Data entries:
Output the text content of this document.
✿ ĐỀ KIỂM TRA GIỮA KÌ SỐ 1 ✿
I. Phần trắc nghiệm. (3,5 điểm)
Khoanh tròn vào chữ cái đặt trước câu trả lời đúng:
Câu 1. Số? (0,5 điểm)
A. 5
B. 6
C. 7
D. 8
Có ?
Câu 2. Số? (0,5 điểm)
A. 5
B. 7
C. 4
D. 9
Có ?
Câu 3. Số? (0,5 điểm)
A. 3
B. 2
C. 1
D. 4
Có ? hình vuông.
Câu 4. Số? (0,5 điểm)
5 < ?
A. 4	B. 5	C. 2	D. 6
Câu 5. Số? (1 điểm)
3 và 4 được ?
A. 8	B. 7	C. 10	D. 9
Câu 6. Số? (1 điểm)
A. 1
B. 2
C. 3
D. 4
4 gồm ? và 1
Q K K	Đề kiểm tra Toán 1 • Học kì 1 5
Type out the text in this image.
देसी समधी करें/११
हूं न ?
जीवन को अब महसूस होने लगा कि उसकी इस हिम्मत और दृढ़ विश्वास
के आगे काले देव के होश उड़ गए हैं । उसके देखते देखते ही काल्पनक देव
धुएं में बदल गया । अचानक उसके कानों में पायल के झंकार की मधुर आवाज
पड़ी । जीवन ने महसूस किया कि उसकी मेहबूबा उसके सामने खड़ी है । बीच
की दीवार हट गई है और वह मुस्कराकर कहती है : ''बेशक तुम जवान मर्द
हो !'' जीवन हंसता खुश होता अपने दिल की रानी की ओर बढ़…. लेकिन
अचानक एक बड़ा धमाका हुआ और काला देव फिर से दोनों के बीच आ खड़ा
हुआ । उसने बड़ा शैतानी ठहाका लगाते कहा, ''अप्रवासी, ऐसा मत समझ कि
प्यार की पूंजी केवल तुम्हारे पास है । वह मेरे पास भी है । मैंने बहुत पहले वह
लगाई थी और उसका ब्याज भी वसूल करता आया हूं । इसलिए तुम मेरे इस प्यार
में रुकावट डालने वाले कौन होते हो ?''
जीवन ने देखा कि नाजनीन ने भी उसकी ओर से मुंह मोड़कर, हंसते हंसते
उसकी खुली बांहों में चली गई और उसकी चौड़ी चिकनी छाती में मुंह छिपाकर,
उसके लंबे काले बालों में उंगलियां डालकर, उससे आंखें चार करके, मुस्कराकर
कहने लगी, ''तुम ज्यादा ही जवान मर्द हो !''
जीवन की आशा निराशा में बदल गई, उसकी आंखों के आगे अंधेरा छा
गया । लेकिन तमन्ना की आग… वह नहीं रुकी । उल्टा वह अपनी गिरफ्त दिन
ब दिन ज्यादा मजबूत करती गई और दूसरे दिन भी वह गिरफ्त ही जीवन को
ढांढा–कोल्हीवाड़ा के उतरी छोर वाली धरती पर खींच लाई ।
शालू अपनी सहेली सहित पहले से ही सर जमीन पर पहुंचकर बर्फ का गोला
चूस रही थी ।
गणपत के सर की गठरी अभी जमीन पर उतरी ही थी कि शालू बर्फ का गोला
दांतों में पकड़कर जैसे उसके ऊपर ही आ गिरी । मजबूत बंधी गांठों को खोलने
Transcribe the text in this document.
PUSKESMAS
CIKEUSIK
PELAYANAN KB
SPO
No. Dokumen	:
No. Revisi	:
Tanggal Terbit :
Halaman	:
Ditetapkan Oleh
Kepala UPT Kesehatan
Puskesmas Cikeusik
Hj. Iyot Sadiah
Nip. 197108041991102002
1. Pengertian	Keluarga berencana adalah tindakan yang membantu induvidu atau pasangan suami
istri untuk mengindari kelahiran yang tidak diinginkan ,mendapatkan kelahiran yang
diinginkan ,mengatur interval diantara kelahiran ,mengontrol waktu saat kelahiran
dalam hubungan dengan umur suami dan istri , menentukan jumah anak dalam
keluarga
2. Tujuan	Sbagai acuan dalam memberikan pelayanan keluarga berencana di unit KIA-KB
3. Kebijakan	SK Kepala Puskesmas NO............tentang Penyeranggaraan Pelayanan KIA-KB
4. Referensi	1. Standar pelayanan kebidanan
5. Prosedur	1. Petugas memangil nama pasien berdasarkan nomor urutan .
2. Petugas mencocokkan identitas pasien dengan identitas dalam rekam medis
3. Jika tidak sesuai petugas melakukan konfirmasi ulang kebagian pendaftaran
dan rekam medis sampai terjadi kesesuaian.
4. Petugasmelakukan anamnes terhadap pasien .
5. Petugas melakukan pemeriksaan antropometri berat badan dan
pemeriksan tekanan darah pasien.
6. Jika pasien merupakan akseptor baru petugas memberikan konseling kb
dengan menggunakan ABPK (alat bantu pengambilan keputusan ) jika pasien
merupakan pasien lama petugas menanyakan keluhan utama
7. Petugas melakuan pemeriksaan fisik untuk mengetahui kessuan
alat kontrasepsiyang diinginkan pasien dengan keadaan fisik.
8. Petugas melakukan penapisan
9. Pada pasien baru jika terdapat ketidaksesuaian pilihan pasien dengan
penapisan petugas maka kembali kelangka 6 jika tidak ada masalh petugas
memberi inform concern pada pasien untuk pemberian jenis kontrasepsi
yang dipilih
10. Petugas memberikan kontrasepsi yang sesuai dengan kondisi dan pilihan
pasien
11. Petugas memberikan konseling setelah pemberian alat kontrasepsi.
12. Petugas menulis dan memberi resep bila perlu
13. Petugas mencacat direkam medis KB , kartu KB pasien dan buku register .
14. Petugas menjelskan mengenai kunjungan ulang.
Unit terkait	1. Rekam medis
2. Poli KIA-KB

▶ [Written problem] Go through the material above line by line and copy it exactly.

▶ [Response for this exercise]
Output the text content of this document.
✿ ĐỀ KIỂM TRA GIỮA KÌ SỐ 1 ✿
I. Phần trắc nghiệm. (3,5 điểm)
Khoanh tròn vào chữ cái đặt trước câu trả lời đúng:
Câu 1. Số? (0,5 điểm)
A. 5
B. 6
C. 7
D. 8
Có ?
Câu 2. Số? (0,5 điểm)
A. 5
B. 7
C. 4
D. 9
Có ?
Câu 3. Số? (0,5 điểm)
A. 3
B. 2
C. 1
D. 4
Có ? hình vuông.
Câu 4. Số? (0,5 điểm)
5 < ?
A. 4	B. 5	C. 2	D. 6
Câu 5. Số? (1 điểm)
3 và 4 được ?
A. 8	B. 7	C. 10	D. 9
Câu 6. Số? (1 điểm)
A. 1
B. 2
C. 3
D. 4
4 gồm ? và 1
Q K K	Đề kiểm tra Toán 1 • Học kì 1 5
Type out the text in this image.
देसी समधी करें/११
हूं न ?
जीवन को अब महसूस होने लगा कि उसकी इस हिम्मत और दृढ़ विश्वास
के आगे काले देव के होश उड़ गए हैं । उसके देखते देखते ही काल्पनक देव
धुएं में बदल गया । अचानक उसके कानों में पायल के झंकार की मधुर आवाज
पड़ी । जीवन ने महसूस किया कि उसकी मेहबूबा उसके सामने खड़ी है । बीच
की दीवार हट गई है और वह मुस्कराकर कहती है : ''बेशक तुम जवान मर्द
हो !'' जीवन हंसता खुश होता अपने दिल की रानी की ओर बढ़…. लेकिन
अचानक एक बड़ा धमाका हुआ और काला देव फिर से दोनों के बीच आ खड़ा
हुआ । उसने बड़ा शैतानी ठहाका लगाते कहा, ''अप्रवासी, ऐसा मत समझ कि
प्यार की पूंजी केवल तुम्हारे पास है । वह मेरे पास भी है । मैंने बहुत पहले वह
लगाई थी और उसका ब्याज भी वसूल करता आया हूं । इसलिए तुम मेरे इस प्यार
में रुकावट डालने वाले कौन होते हो ?''
जीवन ने देखा कि नाजनीन ने भी उसकी ओर से मुंह मोड़कर, हंसते हंसते
उसकी खुली बांहों में चली गई और उसकी चौड़ी चिकनी छाती में मुंह छिपाकर,
उसके लंबे काले बालों में उंगलियां डालकर, उससे आंखें चार करके, मुस्कराकर
कहने लगी, ''तुम ज्यादा ही जवान मर्द हो !''
जीवन की आशा निराशा में बदल गई, उसकी आंखों के आगे अंधेरा छा
गया । लेकिन तमन्ना की आग… वह नहीं रुकी । उल्टा वह अपनी गिरफ्त दिन
ब दिन ज्यादा मजबूत करती गई और दूसरे दिन भी वह गिरफ्त ही जीवन को
ढांढा–कोल्हीवाड़ा के उतरी छोर वाली धरती पर खींच लाई ।
शालू अपनी सहेली सहित पहले से ही सर जमीन पर पहुंचकर बर्फ का गोला
चूस रही थी ।
गणपत के सर की गठरी अभी जमीन पर उतरी ही थी कि शालू बर्फ का गोला
दांतों में पकड़कर जैसे उसके ऊपर ही आ गिरी । मजबूत बंधी गांठों को खोलने
Transcribe the text in this document.
PUSKESMAS
CIKEUSIK
PELAYANAN KB
SPO
No. Dokumen	:
No. Revisi	:
Tanggal Terbit :
Halaman	:
Ditetapkan Oleh
Kepala UPT Kesehatan
Puskesmas Cikeusik
Hj. Iyot Sadiah
Nip. 197108041991102002
1. Pengertian	Keluarga berencana adalah tindakan yang membantu induvidu atau pasangan suami
istri untuk mengindari kelahiran yang tidak diinginkan ,mendapatkan kelahiran yang
diinginkan ,mengatur interval diantara kelahiran ,mengontrol waktu saat kelahiran
dalam hubungan dengan umur suami dan istri , menentukan jumah anak dalam
keluarga
2. Tujuan	Sbagai acuan dalam memberikan pelayanan keluarga berencana di unit KIA-KB
3. Kebijakan	SK Kepala Puskesmas NO............tentang Penyeranggaraan Pelayanan KIA-KB
4. Referensi	1. Standar pelayanan kebidanan
5. Prosedur	1. Petugas memangil nama pasien berdasarkan nomor urutan .
2. Petugas mencocokkan identitas pasien dengan identitas dalam rekam medis
3. Jika tidak sesuai petugas melakukan konfirmasi ulang kebagian pendaftaran
dan rekam medis sampai terjadi kesesuaian.
4. Petugasmelakukan anamnes terhadap pasien .
5. Petugas melakukan pemeriksaan antropometri berat badan dan
pemeriksan tekanan darah pasien.
6. Jika pasien merupakan akseptor baru petugas memberikan konseling kb
dengan menggunakan ABPK (alat bantu pengambilan keputusan ) jika pasien
merupakan pasien lama petugas menanyakan keluhan utama
7. Petugas melakuan pemeriksaan fisik untuk mengetahui kessuan
alat kontrasepsiyang diinginkan pasien dengan keadaan fisik.
8. Petugas melakukan penapisan
9. Pada pasien baru jika terdapat ketidaksesuaian pilihan pasien dengan
penapisan petugas maka kembali kelangka 6 jika tidak ada masalh petugas
memberi inform concern pada pasien untuk pemberian jenis kontrasepsi
yang dipilih
10. Petugas memberikan kontrasepsi yang sesuai dengan kondisi dan pilihan
pasien
11. Petugas memberikan konseling setelah pemberian alat kontrasepsi.
12. Petugas menulis dan memberi resep bila perlu
13. Petugas mencacat direkam medis KB , kartu KB pasien dan buku register .
14. Petugas menjelskan mengenai kunjungan ulang.
Unit terkait	1. Rekam medis
2. Poli KIA-KB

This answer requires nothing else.